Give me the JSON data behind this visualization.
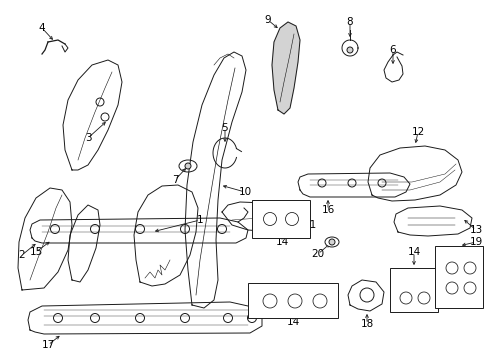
{
  "background_color": "#ffffff",
  "line_color": "#1a1a1a",
  "fig_width": 4.89,
  "fig_height": 3.6,
  "dpi": 100
}
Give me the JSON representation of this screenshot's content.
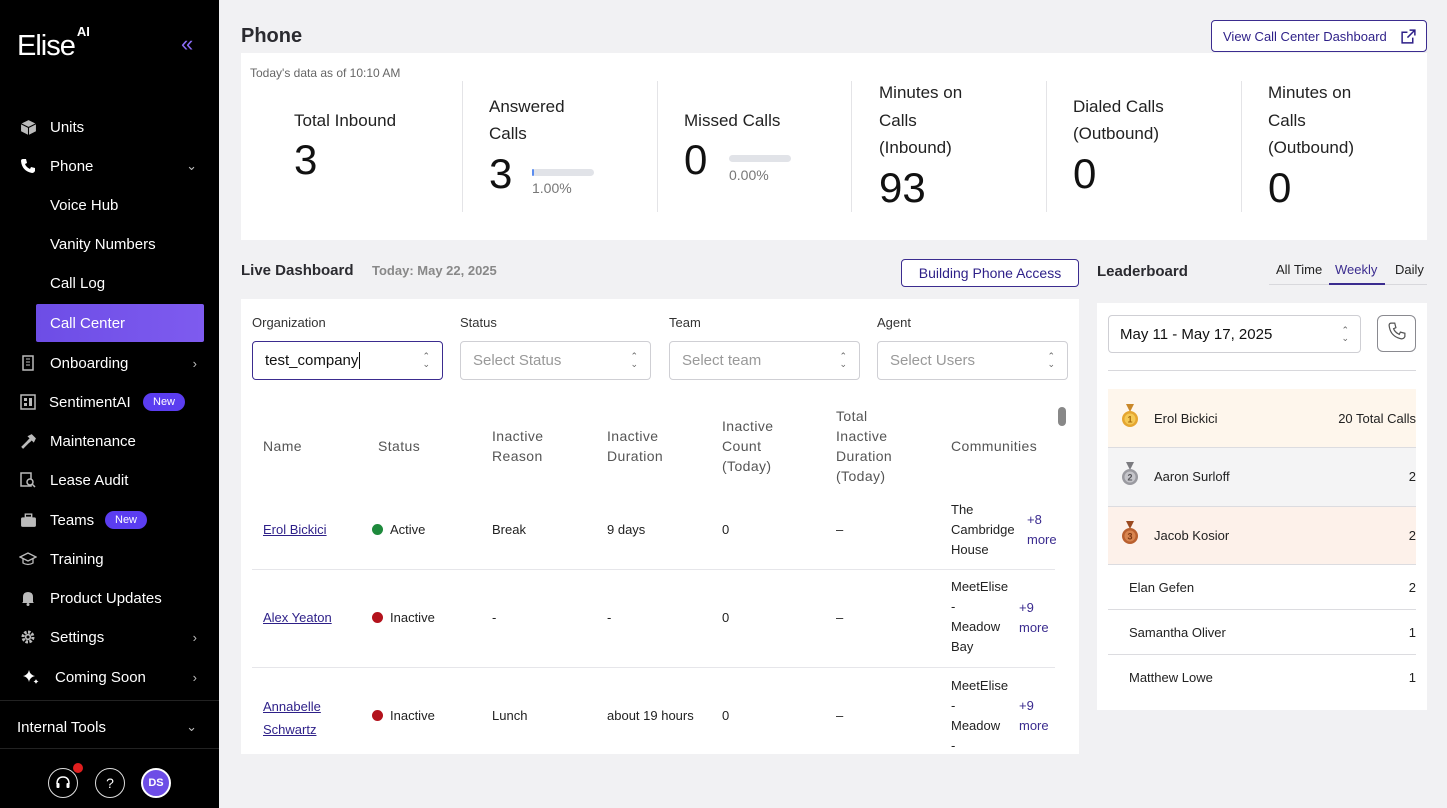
{
  "sidebar": {
    "logo": "Elise",
    "logo_sup": "AI",
    "items": [
      {
        "label": "Units",
        "icon": "cube-icon"
      },
      {
        "label": "Phone",
        "icon": "phone-icon"
      },
      {
        "label": "Onboarding",
        "icon": "building-icon"
      },
      {
        "label": "SentimentAI",
        "icon": "dashboard-icon",
        "badge": "New"
      },
      {
        "label": "Maintenance",
        "icon": "hammer-icon"
      },
      {
        "label": "Lease Audit",
        "icon": "document-search-icon"
      },
      {
        "label": "Teams",
        "icon": "briefcase-icon",
        "badge": "New"
      },
      {
        "label": "Training",
        "icon": "graduation-cap-icon"
      },
      {
        "label": "Product Updates",
        "icon": "bell-icon"
      },
      {
        "label": "Settings",
        "icon": "gear-icon"
      },
      {
        "label": "Coming Soon",
        "icon": "sparkle-icon"
      }
    ],
    "phone_sub": [
      "Voice Hub",
      "Vanity Numbers",
      "Call Log",
      "Call Center"
    ],
    "internal_tools": "Internal Tools",
    "avatar": "DS"
  },
  "header": {
    "title": "Phone",
    "dashboard_button": "View Call Center Dashboard"
  },
  "stats": {
    "as_of": "Today's data as of 10:10 AM",
    "total_inbound": {
      "label": "Total Inbound",
      "value": "3"
    },
    "answered": {
      "label1": "Answered",
      "label2": "Calls",
      "value": "3",
      "pct": "1.00%",
      "fraction": 0.01
    },
    "missed": {
      "label": "Missed Calls",
      "value": "0",
      "pct": "0.00%",
      "fraction": 0
    },
    "min_inbound": {
      "l1": "Minutes on",
      "l2": "Calls",
      "l3": "(Inbound)",
      "value": "93"
    },
    "dialed": {
      "l1": "Dialed Calls",
      "l2": "(Outbound)",
      "value": "0"
    },
    "min_outbound": {
      "l1": "Minutes on",
      "l2": "Calls",
      "l3": "(Outbound)",
      "value": "0"
    }
  },
  "live": {
    "title": "Live Dashboard",
    "date": "Today: May 22, 2025",
    "access_button": "Building Phone Access",
    "filters": {
      "org_label": "Organization",
      "org_value": "test_company",
      "status_label": "Status",
      "status_placeholder": "Select Status",
      "team_label": "Team",
      "team_placeholder": "Select team",
      "agent_label": "Agent",
      "agent_placeholder": "Select Users"
    },
    "columns": {
      "name": "Name",
      "status": "Status",
      "reason": [
        "Inactive",
        "Reason"
      ],
      "duration": [
        "Inactive",
        "Duration"
      ],
      "count": [
        "Inactive",
        "Count",
        "(Today)"
      ],
      "total": [
        "Total",
        "Inactive",
        "Duration",
        "(Today)"
      ],
      "communities": "Communities"
    },
    "rows": [
      {
        "name": "Erol Bickici",
        "status": "Active",
        "status_color": "#1e8a3c",
        "reason": "Break",
        "duration": "9 days",
        "count": "0",
        "total": "–",
        "community": [
          "The",
          "Cambridge",
          "House"
        ],
        "more": [
          "+8",
          "more"
        ]
      },
      {
        "name": "Alex Yeaton",
        "status": "Inactive",
        "status_color": "#b3121c",
        "reason": "-",
        "duration": "-",
        "count": "0",
        "total": "–",
        "community": [
          "MeetElise",
          "-",
          "Meadow",
          "Bay"
        ],
        "more": [
          "+9",
          "more"
        ]
      },
      {
        "name1": "Annabelle",
        "name2": "Schwartz",
        "status": "Inactive",
        "status_color": "#b3121c",
        "reason": "Lunch",
        "duration": "about 19 hours",
        "count": "0",
        "total": "–",
        "community": [
          "MeetElise",
          "-",
          "Meadow",
          "-"
        ],
        "more": [
          "+9",
          "more"
        ]
      }
    ]
  },
  "leaderboard": {
    "title": "Leaderboard",
    "tabs": [
      "All Time",
      "Weekly",
      "Daily"
    ],
    "active_tab": "Weekly",
    "range": "May 11 - May 17, 2025",
    "entries": [
      {
        "name": "Erol Bickici",
        "calls": "20 Total Calls",
        "medal": "gold"
      },
      {
        "name": "Aaron Surloff",
        "calls": "2",
        "medal": "silver"
      },
      {
        "name": "Jacob Kosior",
        "calls": "2",
        "medal": "bronze"
      },
      {
        "name": "Elan Gefen",
        "calls": "2"
      },
      {
        "name": "Samantha Oliver",
        "calls": "1"
      },
      {
        "name": "Matthew Lowe",
        "calls": "1"
      }
    ]
  }
}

+++++

- WHAT IS REQUIRED
Return every line above in which the string "Give" occurs.

- EXPECTED ANSWER
Give me the JSON data behind this visualization.
Give me the JSON representation of this screenshot's content.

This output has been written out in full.